Problem details.
Of all the lines here, how many include the string "valid"? Answer with the number only.

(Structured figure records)
****************
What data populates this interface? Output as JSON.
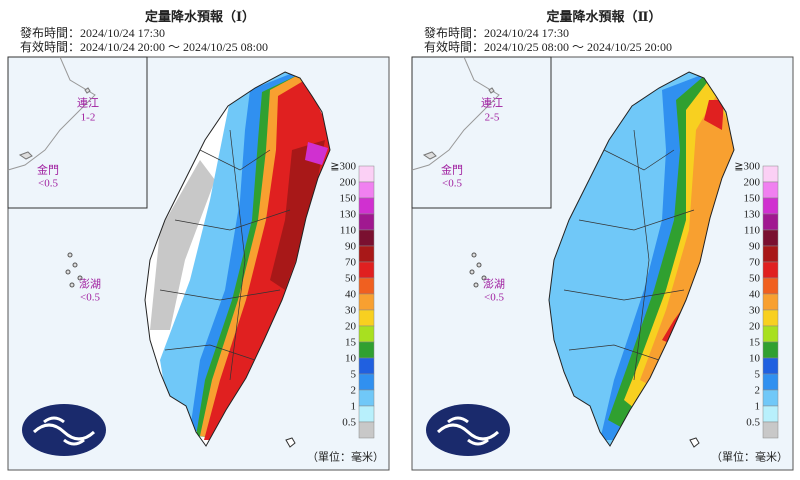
{
  "panels": [
    {
      "title": "定量降水預報（Ⅰ）",
      "issued": "發布時間：2024/10/24 17:30",
      "valid": "有效時間：2024/10/24 20:00 ～ 2024/10/25 08:00",
      "insets": [
        {
          "name": "連江",
          "value": "1-2"
        },
        {
          "name": "金門",
          "value": "<0.5"
        },
        {
          "name": "澎湖",
          "value": "<0.5"
        }
      ],
      "unit": "（單位：毫米）"
    },
    {
      "title": "定量降水預報（Ⅱ）",
      "issued": "發布時間：2024/10/24 17:30",
      "valid": "有效時間：2024/10/25 08:00 ～ 2024/10/25 20:00",
      "insets": [
        {
          "name": "連江",
          "value": "2-5"
        },
        {
          "name": "金門",
          "value": "<0.5"
        },
        {
          "name": "澎湖",
          "value": "<0.5"
        }
      ],
      "unit": "（單位：毫米）"
    }
  ],
  "legend": [
    {
      "label": "≧300",
      "color": "#fbd0f5"
    },
    {
      "label": "200",
      "color": "#f080f0"
    },
    {
      "label": "150",
      "color": "#d030d0"
    },
    {
      "label": "130",
      "color": "#a01890"
    },
    {
      "label": "110",
      "color": "#7a1030"
    },
    {
      "label": "90",
      "color": "#a81818"
    },
    {
      "label": "70",
      "color": "#e02020"
    },
    {
      "label": "50",
      "color": "#f06020"
    },
    {
      "label": "40",
      "color": "#f8a030"
    },
    {
      "label": "30",
      "color": "#f8d020"
    },
    {
      "label": "20",
      "color": "#a8e020"
    },
    {
      "label": "15",
      "color": "#30a030"
    },
    {
      "label": "10",
      "color": "#2060e0"
    },
    {
      "label": "5",
      "color": "#3090f0"
    },
    {
      "label": "2",
      "color": "#70c8f8"
    },
    {
      "label": "1",
      "color": "#b8f0fc"
    },
    {
      "label": "0.5",
      "color": "#c8c8c8"
    }
  ]
}
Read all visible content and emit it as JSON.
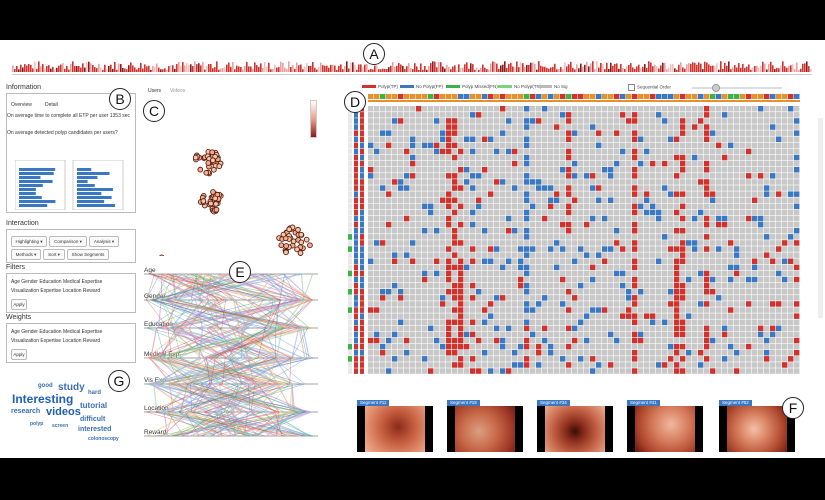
****************
Exercise solution.
2